Goal of the exercise.
Each line below that contains "Barlowii" should be counted. Give only the total.

Top of Provided data

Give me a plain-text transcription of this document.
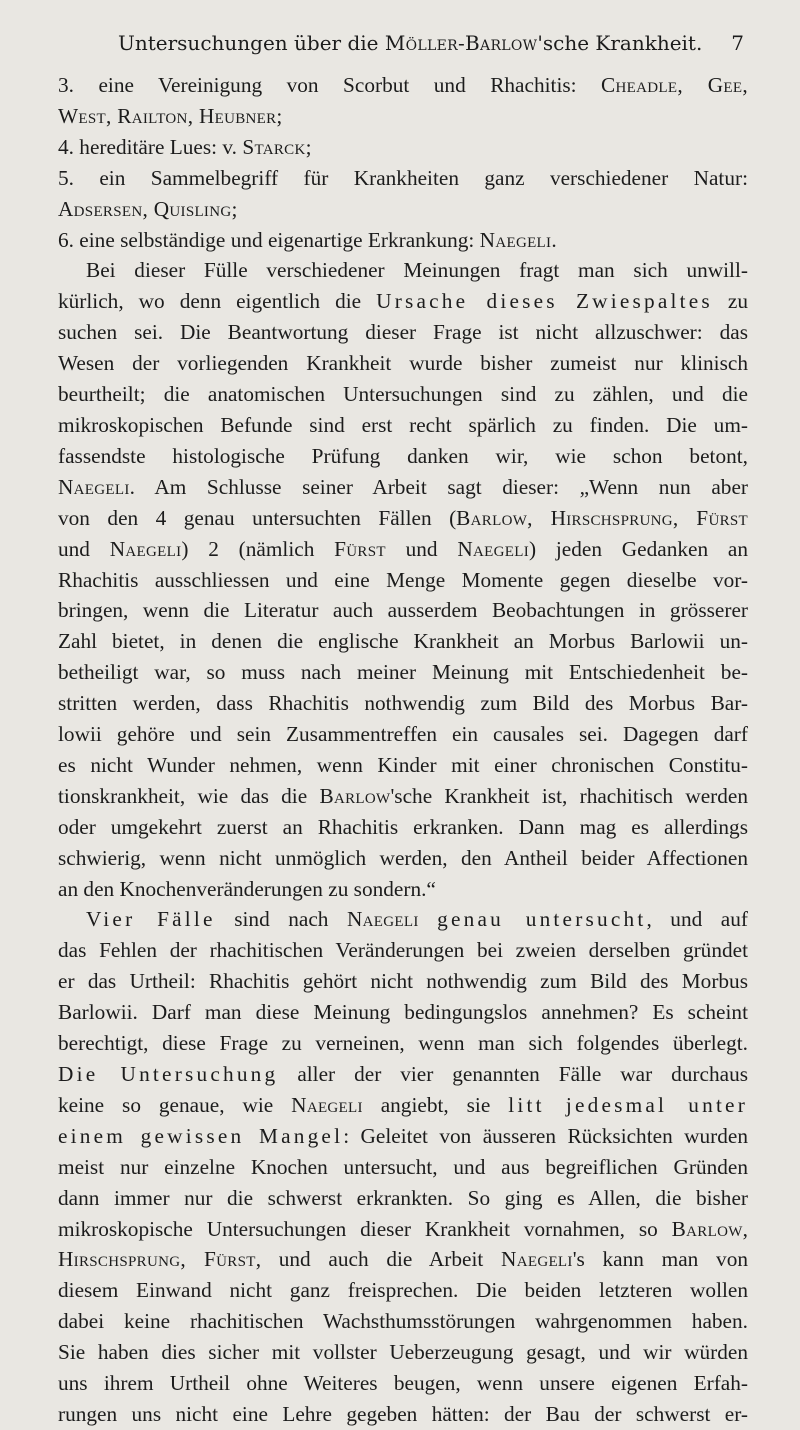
Untersuchungen über die Möller-Barlow'sche Krankheit. 7
3. eine Vereinigung von Scorbut und Rhachitis: Cheadle, Gee,
West, Railton, Heubner;
4. hereditäre Lues: v. Starck;
5. ein Sammelbegriff für Krankheiten ganz verschiedener Natur:
Adsersen, Quisling;
6. eine selbständige und eigenartige Erkrankung: Naegeli.
Bei dieser Fülle verschiedener Meinungen fragt man sich unwill-
kürlich, wo denn eigentlich die Ursache dieses Zwiespaltes zu
suchen sei. Die Beantwortung dieser Frage ist nicht allzuschwer: das
Wesen der vorliegenden Krankheit wurde bisher zumeist nur klinisch
beurtheilt; die anatomischen Untersuchungen sind zu zählen, und die
mikroskopischen Befunde sind erst recht spärlich zu finden. Die um-
fassendste histologische Prüfung danken wir, wie schon betont,
Naegeli. Am Schlusse seiner Arbeit sagt dieser: „Wenn nun aber
von den 4 genau untersuchten Fällen (Barlow, Hirschsprung, Fürst
und Naegeli) 2 (nämlich Fürst und Naegeli) jeden Gedanken an
Rhachitis ausschliessen und eine Menge Momente gegen dieselbe vor-
bringen, wenn die Literatur auch ausserdem Beobachtungen in grösserer
Zahl bietet, in denen die englische Krankheit an Morbus Barlowii un-
betheiligt war, so muss nach meiner Meinung mit Entschiedenheit be-
stritten werden, dass Rhachitis nothwendig zum Bild des Morbus Bar-
lowii gehöre und sein Zusammentreffen ein causales sei. Dagegen darf
es nicht Wunder nehmen, wenn Kinder mit einer chronischen Constitu-
tionskrankheit, wie das die Barlow'sche Krankheit ist, rhachitisch werden
oder umgekehrt zuerst an Rhachitis erkranken. Dann mag es allerdings
schwierig, wenn nicht unmöglich werden, den Antheil beider Affectionen
an den Knochenveränderungen zu sondern.“
Vier Fälle sind nach Naegeli genau untersucht, und auf
das Fehlen der rhachitischen Veränderungen bei zweien derselben gründet
er das Urtheil: Rhachitis gehört nicht nothwendig zum Bild des Morbus
Barlowii. Darf man diese Meinung bedingungslos annehmen? Es scheint
berechtigt, diese Frage zu verneinen, wenn man sich folgendes überlegt.
Die Untersuchung aller der vier genannten Fälle war durchaus
keine so genaue, wie Naegeli angiebt, sie litt jedesmal unter
einem gewissen Mangel: Geleitet von äusseren Rücksichten wurden
meist nur einzelne Knochen untersucht, und aus begreiflichen Gründen
dann immer nur die schwerst erkrankten. So ging es Allen, die bisher
mikroskopische Untersuchungen dieser Krankheit vornahmen, so Barlow,
Hirschsprung, Fürst, und auch die Arbeit Naegeli's kann man von
diesem Einwand nicht ganz freisprechen. Die beiden letzteren wollen
dabei keine rhachitischen Wachsthumsstörungen wahrgenommen haben.
Sie haben dies sicher mit vollster Ueberzeugung gesagt, und wir würden
uns ihrem Urtheil ohne Weiteres beugen, wenn unsere eigenen Erfah-
rungen uns nicht eine Lehre gegeben hätten: der Bau der schwerst er-
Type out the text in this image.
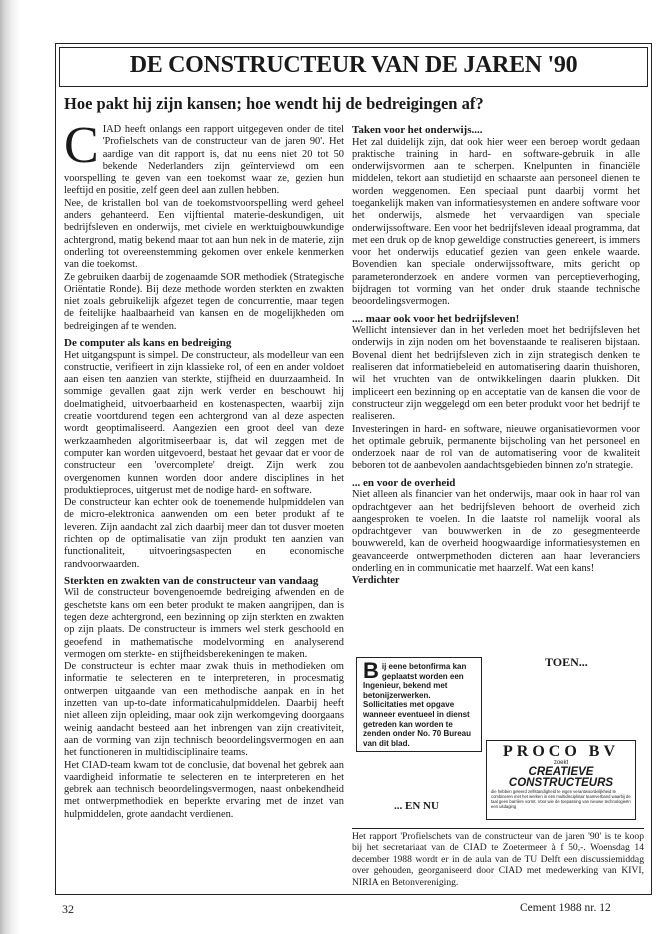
DE CONSTRUCTEUR VAN DE JAREN '90
Hoe pakt hij zijn kansen; hoe wendt hij de bedreigingen af?
C IAD heeft onlangs een rapport uitgegeven onder de titel 'Profielschets van de constructeur van de jaren 90'. Het aardige van dit rapport is, dat nu eens niet 20 tot 50 bekende Nederlanders zijn geïnterviewd om een voorspelling te geven van een toekomst waar ze, gezien hun leeftijd en positie, zelf geen deel aan zullen hebben.

Nee, de kristallen bol van de toekomstvoorspelling werd geheel anders gehanteerd. Een vijftiental materie-deskundigen, uit bedrijfsleven en onderwijs, met civiele en werktuigbouwkundige achtergrond, matig bekend maar tot aan hun nek in de materie, zijn onderling tot overeenstemming gekomen over enkele kenmerken van die toekomst.

Ze gebruiken daarbij de zogenaamde SOR methodiek (Strategische Oriëntatie Ronde). Bij deze methode worden sterkten en zwakten niet zoals gebruikelijk afgezet tegen de concurrentie, maar tegen de feitelijke haalbaarheid van kansen en de mogelijkheden om bedreigingen af te wenden.

De computer als kans en bedreiging

Het uitgangspunt is simpel. De constructeur, als modelleur van een constructie, verifieert in zijn klassieke rol, of een en ander voldoet aan eisen ten aanzien van sterkte, stijfheid en duurzaamheid. In sommige gevallen gaat zijn werk verder en beschouwt hij doelmatigheid, uitvoerbaarheid en kostenaspecten, waarbij zijn creatie voortdurend tegen een achtergrond van al deze aspecten wordt geoptimaliseerd. Aangezien een groot deel van deze werkzaamheden algoritmiseerbaar is, dat wil zeggen met de computer kan worden uitgevoerd, bestaat het gevaar dat er voor de constructeur een 'overcomplete' dreigt. Zijn werk zou overgenomen kunnen worden door andere disciplines in het produktieproces, uitgerust met de nodige hard- en software.

De constructeur kan echter ook de toenemende hulpmiddelen van de micro-elektronica aanwenden om een beter produkt af te leveren. Zijn aandacht zal zich daarbij meer dan tot dusver moeten richten op de optimalisatie van zijn produkt ten aanzien van functionaliteit, uitvoeringsaspecten en economische randvoorwaarden.

Sterkten en zwakten van de constructeur van vandaag

Wil de constructeur bovengenoemde bedreiging afwenden en de geschetste kans om een beter produkt te maken aangrijpen, dan is tegen deze achtergrond, een bezinning op zijn sterkten en zwakten op zijn plaats. De constructeur is immers wel sterk geschoold en geoefend in mathematische modelvorming en analyserend vermogen om sterkte- en stijfheidsberekeningen te maken.

De constructeur is echter maar zwak thuis in methodieken om informatie te selecteren en te interpreteren, in procesmatig ontwerpen uitgaande van een methodische aanpak en in het inzetten van up-to-date informaticahulpmiddelen. Daarbij heeft niet alleen zijn opleiding, maar ook zijn werkomgeving doorgaans weinig aandacht besteed aan het inbrengen van zijn creativiteit, aan de vorming van zijn technisch beoordelingsvermogen en aan het functioneren in multidisciplinaire teams.

Het CIAD-team kwam tot de conclusie, dat bovenal het gebrek aan vaardigheid informatie te selecteren en te interpreteren en het gebrek aan technisch beoordelingsvermogen, naast onbekendheid met ontwerpmethodiek en beperkte ervaring met de inzet van hulpmiddelen, grote aandacht verdienen.

Taken voor het onderwijs....

Het zal duidelijk zijn, dat ook hier weer een beroep wordt gedaan praktische training in hard- en software-gebruik in alle onderwijsvormen aan te scherpen. Knelpunten in financiële middelen, tekort aan studietijd en schaarste aan personeel dienen te worden weggenomen. Een speciaal punt daarbij vormt het toegankelijk maken van informatiesystemen en andere software voor het onderwijs, alsmede het vervaardigen van speciale onderwijssoftware. Een voor het bedrijfsleven ideaal programma, dat met een druk op de knop geweldige constructies genereert, is immers voor het onderwijs educatief gezien van geen enkele waarde. Bovendien kan speciale onderwijssoftware, mits gericht op parameteronderzoek en andere vormen van perceptieverhoging, bijdragen tot vorming van het onder druk staande technische beoordelingsvermogen.

.... maar ook voor het bedrijfsleven!

Wellicht intensiever dan in het verleden moet het bedrijfsleven het onderwijs in zijn noden om het bovenstaande te realiseren bijstaan. Bovenal dient het bedrijfsleven zich in zijn strategisch denken te realiseren dat informatiebeleid en automatisering daarin thuishoren, wil het vruchten van de ontwikkelingen daarin plukken. Dit impliceert een bezinning op en acceptatie van de kansen die voor de constructeur zijn weggelegd om een beter produkt voor het bedrijf te realiseren.

Investeringen in hard- en software, nieuwe organisatievormen voor het optimale gebruik, permanente bijscholing van het personeel en onderzoek naar de rol van de automatisering voor de kwaliteit beboren tot de aanbevolen aandachtsgebieden binnen zo'n strategie.

... en voor de overheid

Niet alleen als financier van het onderwijs, maar ook in haar rol van opdrachtgever aan het bedrijfsleven behoort de overheid zich aangesproken te voelen. In die laatste rol namelijk vooral als opdrachtgever van bouwwerken in de zo gesegmenteerde bouwwereld, kan de overheid hoogwaardige informatiesystemen en geavanceerde ontwerpmethoden dicteren aan haar leveranciers onderling en in communicatie met haarzelf. Wat een kans!

Verdichter

TOEN...
B ij eene betonfirma kan geplaatst worden een Ingenieur, bekend met betonijzerwerken. Sollicitaties met opgave wanneer eventueel in dienst getreden kan worden te zenden onder No. 70 Bureau van dit blad.	PROCO BV
zoekt
CREATIEVE
CONSTRUCTEURS
die hebben geleerd zelfstandigheid te eigen verantwoordelijkheid te combineren met het werken in een multidisciplinair teamverband waarbij de taal geen barrière vormt. Voor wie de toepassing van nieuwe technologieën een uitdaging
... EN NU
Het rapport 'Profielschets van de constructeur van de jaren '90' is te koop bij het secretariaat van de CIAD te Zoetermeer à f 50,-. Woensdag 14 december 1988 wordt er in de aula van de TU Delft een discussiemiddag over gehouden, georganiseerd door CIAD met medewerking van KIVI, NIRIA en Betonvereniging.
32	Cement 1988 nr. 12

Bottom of Provided data

Answer to this task.
2